[Items from a dataset]
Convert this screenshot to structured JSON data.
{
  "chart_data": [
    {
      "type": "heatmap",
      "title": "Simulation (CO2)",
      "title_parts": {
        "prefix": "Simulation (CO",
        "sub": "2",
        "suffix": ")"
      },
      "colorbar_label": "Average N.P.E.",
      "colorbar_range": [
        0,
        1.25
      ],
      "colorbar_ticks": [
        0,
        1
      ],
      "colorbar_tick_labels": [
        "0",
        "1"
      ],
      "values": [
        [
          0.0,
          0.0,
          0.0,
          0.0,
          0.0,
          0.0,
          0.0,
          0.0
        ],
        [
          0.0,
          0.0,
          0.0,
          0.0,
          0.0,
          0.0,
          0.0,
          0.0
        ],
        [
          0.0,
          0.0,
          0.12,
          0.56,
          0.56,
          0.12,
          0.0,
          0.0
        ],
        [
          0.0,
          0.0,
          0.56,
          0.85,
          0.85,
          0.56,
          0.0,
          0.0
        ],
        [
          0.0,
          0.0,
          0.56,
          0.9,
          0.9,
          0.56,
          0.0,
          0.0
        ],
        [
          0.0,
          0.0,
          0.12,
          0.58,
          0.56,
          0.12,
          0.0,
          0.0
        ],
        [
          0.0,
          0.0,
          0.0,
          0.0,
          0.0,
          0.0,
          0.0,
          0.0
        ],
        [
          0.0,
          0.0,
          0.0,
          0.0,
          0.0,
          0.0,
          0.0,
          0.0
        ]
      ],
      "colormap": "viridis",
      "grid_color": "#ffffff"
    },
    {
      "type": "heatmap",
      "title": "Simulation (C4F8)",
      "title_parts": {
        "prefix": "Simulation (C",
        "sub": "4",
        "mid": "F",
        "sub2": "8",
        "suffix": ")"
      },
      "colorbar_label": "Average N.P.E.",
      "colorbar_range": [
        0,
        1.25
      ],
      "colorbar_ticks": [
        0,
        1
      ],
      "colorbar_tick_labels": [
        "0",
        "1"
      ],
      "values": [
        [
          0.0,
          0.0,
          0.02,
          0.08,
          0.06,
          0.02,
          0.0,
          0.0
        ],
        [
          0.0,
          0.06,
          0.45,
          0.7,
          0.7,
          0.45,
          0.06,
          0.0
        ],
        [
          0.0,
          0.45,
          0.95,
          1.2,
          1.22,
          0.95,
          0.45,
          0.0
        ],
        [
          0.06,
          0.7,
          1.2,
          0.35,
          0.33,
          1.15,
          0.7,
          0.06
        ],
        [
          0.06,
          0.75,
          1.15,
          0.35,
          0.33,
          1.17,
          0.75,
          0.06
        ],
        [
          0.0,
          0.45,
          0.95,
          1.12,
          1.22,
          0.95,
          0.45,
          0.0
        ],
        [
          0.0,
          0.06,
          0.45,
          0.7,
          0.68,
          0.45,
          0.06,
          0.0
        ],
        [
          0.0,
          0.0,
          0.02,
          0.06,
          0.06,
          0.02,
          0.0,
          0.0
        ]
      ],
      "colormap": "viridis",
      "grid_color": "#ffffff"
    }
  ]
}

**PROBLEM REQUIREMENTS**:
From the data above, extract every line in its exact form.

**OUTPUT OF THE EXERCISE**:
Convert this screenshot to structured JSON data.
{
  "chart_data": [
    {
      "type": "heatmap",
      "title": "Simulation (CO2)",
      "title_parts": {
        "prefix": "Simulation (CO",
        "sub": "2",
        "suffix": ")"
      },
      "colorbar_label": "Average N.P.E.",
      "colorbar_range": [
        0,
        1.25
      ],
      "colorbar_ticks": [
        0,
        1
      ],
      "colorbar_tick_labels": [
        "0",
        "1"
      ],
      "values": [
        [
          0.0,
          0.0,
          0.0,
          0.0,
          0.0,
          0.0,
          0.0,
          0.0
        ],
        [
          0.0,
          0.0,
          0.0,
          0.0,
          0.0,
          0.0,
          0.0,
          0.0
        ],
        [
          0.0,
          0.0,
          0.12,
          0.56,
          0.56,
          0.12,
          0.0,
          0.0
        ],
        [
          0.0,
          0.0,
          0.56,
          0.85,
          0.85,
          0.56,
          0.0,
          0.0
        ],
        [
          0.0,
          0.0,
          0.56,
          0.9,
          0.9,
          0.56,
          0.0,
          0.0
        ],
        [
          0.0,
          0.0,
          0.12,
          0.58,
          0.56,
          0.12,
          0.0,
          0.0
        ],
        [
          0.0,
          0.0,
          0.0,
          0.0,
          0.0,
          0.0,
          0.0,
          0.0
        ],
        [
          0.0,
          0.0,
          0.0,
          0.0,
          0.0,
          0.0,
          0.0,
          0.0
        ]
      ],
      "colormap": "viridis",
      "grid_color": "#ffffff"
    },
    {
      "type": "heatmap",
      "title": "Simulation (C4F8)",
      "title_parts": {
        "prefix": "Simulation (C",
        "sub": "4",
        "mid": "F",
        "sub2": "8",
        "suffix": ")"
      },
      "colorbar_label": "Average N.P.E.",
      "colorbar_range": [
        0,
        1.25
      ],
      "colorbar_ticks": [
        0,
        1
      ],
      "colorbar_tick_labels": [
        "0",
        "1"
      ],
      "values": [
        [
          0.0,
          0.0,
          0.02,
          0.08,
          0.06,
          0.02,
          0.0,
          0.0
        ],
        [
          0.0,
          0.06,
          0.45,
          0.7,
          0.7,
          0.45,
          0.06,
          0.0
        ],
        [
          0.0,
          0.45,
          0.95,
          1.2,
          1.22,
          0.95,
          0.45,
          0.0
        ],
        [
          0.06,
          0.7,
          1.2,
          0.35,
          0.33,
          1.15,
          0.7,
          0.06
        ],
        [
          0.06,
          0.75,
          1.15,
          0.35,
          0.33,
          1.17,
          0.75,
          0.06
        ],
        [
          0.0,
          0.45,
          0.95,
          1.12,
          1.22,
          0.95,
          0.45,
          0.0
        ],
        [
          0.0,
          0.06,
          0.45,
          0.7,
          0.68,
          0.45,
          0.06,
          0.0
        ],
        [
          0.0,
          0.0,
          0.02,
          0.06,
          0.06,
          0.02,
          0.0,
          0.0
        ]
      ],
      "colormap": "viridis",
      "grid_color": "#ffffff"
    }
  ]
}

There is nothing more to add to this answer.